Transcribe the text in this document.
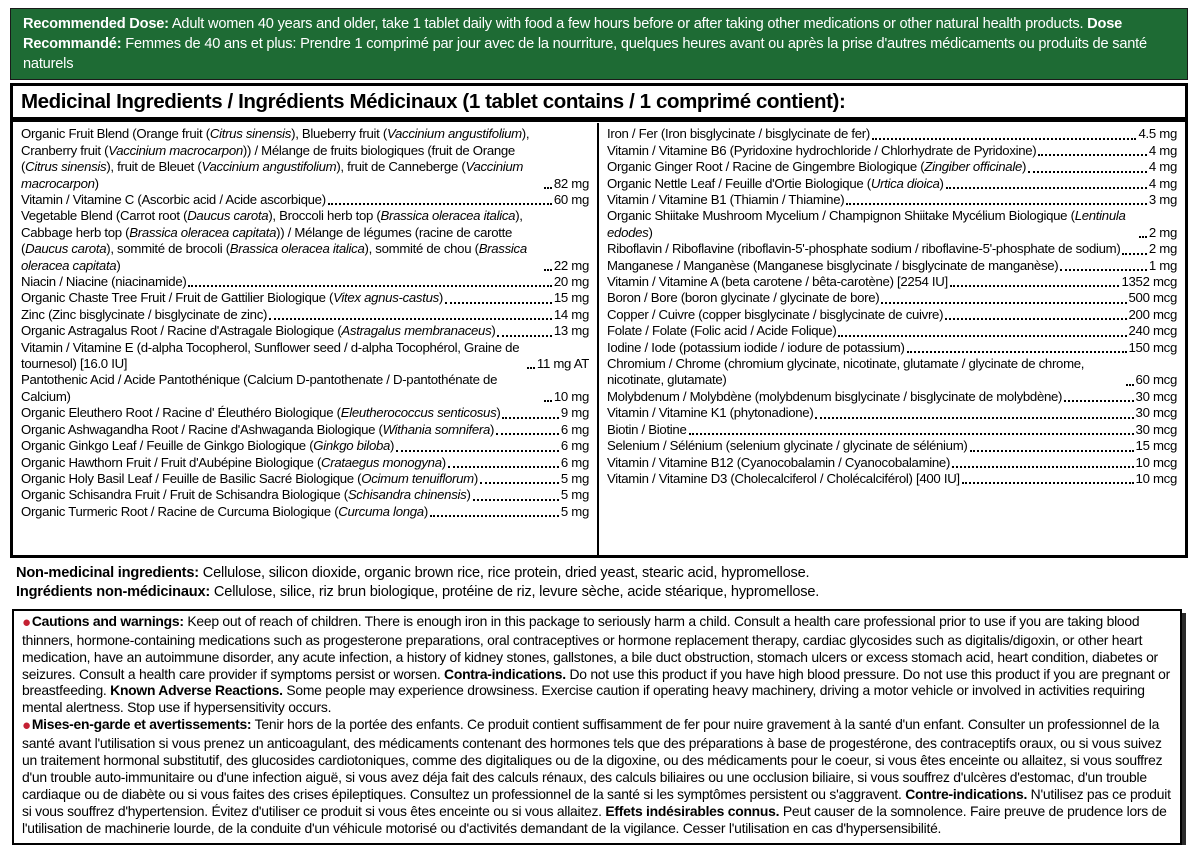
Recommended Dose: Adult women 40 years and older, take 1 tablet daily with food a few hours before or after taking other medications or other natural health products. Dose Recommandé: Femmes de 40 ans et plus: Prendre 1 comprimé par jour avec de la nourriture, quelques heures avant ou après la prise d'autres médicaments ou produits de santé naturels
Medicinal Ingredients / Ingrédients Médicinaux (1 tablet contains / 1 comprimé contient):
Organic Fruit Blend (Orange fruit (Citrus sinensis), Blueberry fruit (Vaccinium angustifolium), Cranberry fruit (Vaccinium macrocarpon)) / Mélange de fruits biologiques (fruit de Orange (Citrus sinensis), fruit de Bleuet (Vaccinium angustifolium), fruit de Canneberge (Vaccinium macrocarpon)	82 mg
Vitamin / Vitamine C (Ascorbic acid / Acide ascorbique)	60 mg
Vegetable Blend (Carrot root (Daucus carota), Broccoli herb top (Brassica oleracea italica), Cabbage herb top (Brassica oleracea capitata)) / Mélange de légumes (racine de carotte (Daucus carota), sommité de brocoli (Brassica oleracea italica), sommité de chou (Brassica oleracea capitata)	22 mg
Niacin / Niacine (niacinamide)	20 mg
Organic Chaste Tree Fruit / Fruit de Gattilier Biologique (Vitex agnus-castus)	15 mg
Zinc (Zinc bisglycinate / bisglycinate de zinc)	14 mg
Organic Astragalus Root / Racine d'Astragale Biologique (Astragalus membranaceus)	13 mg
Vitamin / Vitamine E (d-alpha Tocopherol, Sunflower seed / d-alpha Tocophérol, Graine de tournesol) [16.0 IU]	11 mg AT
Pantothenic Acid / Acide Pantothénique (Calcium D-pantothenate / D-pantothénate de Calcium)	10 mg
Organic Eleuthero Root / Racine d' Éleuthéro Biologique (Eleutherococcus senticosus)	9 mg
Organic Ashwagandha Root / Racine d'Ashwaganda Biologique (Withania somnifera)	6 mg
Organic Ginkgo Leaf / Feuille de Ginkgo Biologique (Ginkgo biloba)	6 mg
Organic Hawthorn Fruit / Fruit d'Aubépine Biologique (Crataegus monogyna)	6 mg
Organic Holy Basil Leaf / Feuille de Basilic Sacré Biologique (Ocimum tenuiflorum)	5 mg
Organic Schisandra Fruit / Fruit de Schisandra Biologique (Schisandra chinensis)	5 mg
Organic Turmeric Root / Racine de Curcuma Biologique (Curcuma longa)	5 mg
Iron / Fer (Iron bisglycinate / bisglycinate de fer)	4.5 mg
Vitamin / Vitamine B6 (Pyridoxine hydrochloride / Chlorhydrate de Pyridoxine)	4 mg
Organic Ginger Root / Racine de Gingembre Biologique (Zingiber officinale)	4 mg
Organic Nettle Leaf / Feuille d'Ortie Biologique (Urtica dioica)	4 mg
Vitamin / Vitamine B1 (Thiamin / Thiamine)	3 mg
Organic Shiitake Mushroom Mycelium / Champignon Shiitake Mycélium Biologique (Lentinula edodes)	2 mg
Riboflavin / Riboflavine (riboflavin-5'-phosphate sodium / riboflavine-5'-phosphate de sodium) 2 mg
Manganese / Manganèse (Manganese bisglycinate / bisglycinate de manganèse)	1 mg
Vitamin / Vitamine A (beta carotene / bêta-carotène) [2254 IU]	1352 mcg
Boron / Bore (boron glycinate / glycinate de bore)	500 mcg
Copper / Cuivre (copper bisglycinate / bisglycinate de cuivre)	200 mcg
Folate / Folate (Folic acid / Acide Folique)	240 mcg
Iodine / Iode (potassium iodide / iodure de potassium)	150 mcg
Chromium / Chrome (chromium glycinate, nicotinate, glutamate / glycinate de chrome, nicotinate, glutamate)	60 mcg
Molybdenum / Molybdène (molybdenum bisglycinate / bisglycinate de molybdène)	30 mcg
Vitamin / Vitamine K1 (phytonadione)	30 mcg
Biotin / Biotine	30 mcg
Selenium / Sélénium (selenium glycinate / glycinate de sélénium)	15 mcg
Vitamin / Vitamine B12 (Cyanocobalamin / Cyanocobalamine)	10 mcg
Vitamin / Vitamine D3 (Cholecalciferol / Cholécalciférol) [400 IU]	10 mcg
Non-medicinal ingredients: Cellulose, silicon dioxide, organic brown rice, rice protein, dried yeast, stearic acid, hypromellose.
Ingrédients non-médicinaux: Cellulose, silice, riz brun biologique, protéine de riz, levure sèche, acide stéarique, hypromellose.

●Cautions and warnings: Keep out of reach of children. There is enough iron in this package to seriously harm a child. Consult a health care professional prior to use if you are taking blood thinners, hormone-containing medications such as progesterone preparations, oral contraceptives or hormone replacement therapy, cardiac glycosides such as digitalis/digoxin, or other heart medication, have an autoimmune disorder, any acute infection, a history of kidney stones, gallstones, a bile duct obstruction, stomach ulcers or excess stomach acid, heart condition, diabetes or seizures. Consult a health care provider if symptoms persist or worsen. Contra-indications. Do not use this product if you have high blood pressure. Do not use this product if you are pregnant or breastfeeding. Known Adverse Reactions. Some people may experience drowsiness. Exercise caution if operating heavy machinery, driving a motor vehicle or involved in activities requiring mental alertness. Stop use if hypersensitivity occurs.

●Mises-en-garde et avertissements: Tenir hors de la portée des enfants. Ce produit contient suffisamment de fer pour nuire gravement à la santé d'un enfant. Consulter un professionnel de la santé avant l'utilisation si vous prenez un anticoagulant, des médicaments contenant des hormones tels que des préparations à base de progestérone, des contraceptifs oraux, ou si vous suivez un traitement hormonal substitutif, des glucosides cardiotoniques, comme des digitaliques ou de la digoxine, ou des médicaments pour le coeur, si vous êtes enceinte ou allaitez, si vous souffrez d'un trouble auto-immunitaire ou d'une infection aiguë, si vous avez déja fait des calculs rénaux, des calculs biliaires ou une occlusion biliaire, si vous souffrez d'ulcères d'estomac, d'un trouble cardiaque ou de diabète ou si vous faites des crises épileptiques. Consultez un professionnel de la santé si les symptômes persistent ou s'aggravent. Contre-indications. N'utilisez pas ce produit si vous souffrez d'hypertension. Évitez d'utiliser ce produit si vous êtes enceinte ou si vous allaitez. Effets indésirables connus. Peut causer de la somnolence. Faire preuve de prudence lors de l'utilisation de machinerie lourde, de la conduite d'un véhicule motorisé ou d'activités demandant de la vigilance. Cesser l'utilisation en cas d'hypersensibilité.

### WORK INSTRUCTIONS
Look through the material above for the string "bisglycinate" and copy each line that has it.

### RESPONSE AREA
Zinc (Zinc bisglycinate / bisglycinate de zinc)	14 mg
Iron / Fer (Iron bisglycinate / bisglycinate de fer)	4.5 mg
Manganese / Manganèse (Manganese bisglycinate / bisglycinate de manganèse)	1 mg
Copper / Cuivre (copper bisglycinate / bisglycinate de cuivre)	200 mcg
Molybdenum / Molybdène (molybdenum bisglycinate / bisglycinate de molybdène)	30 mcg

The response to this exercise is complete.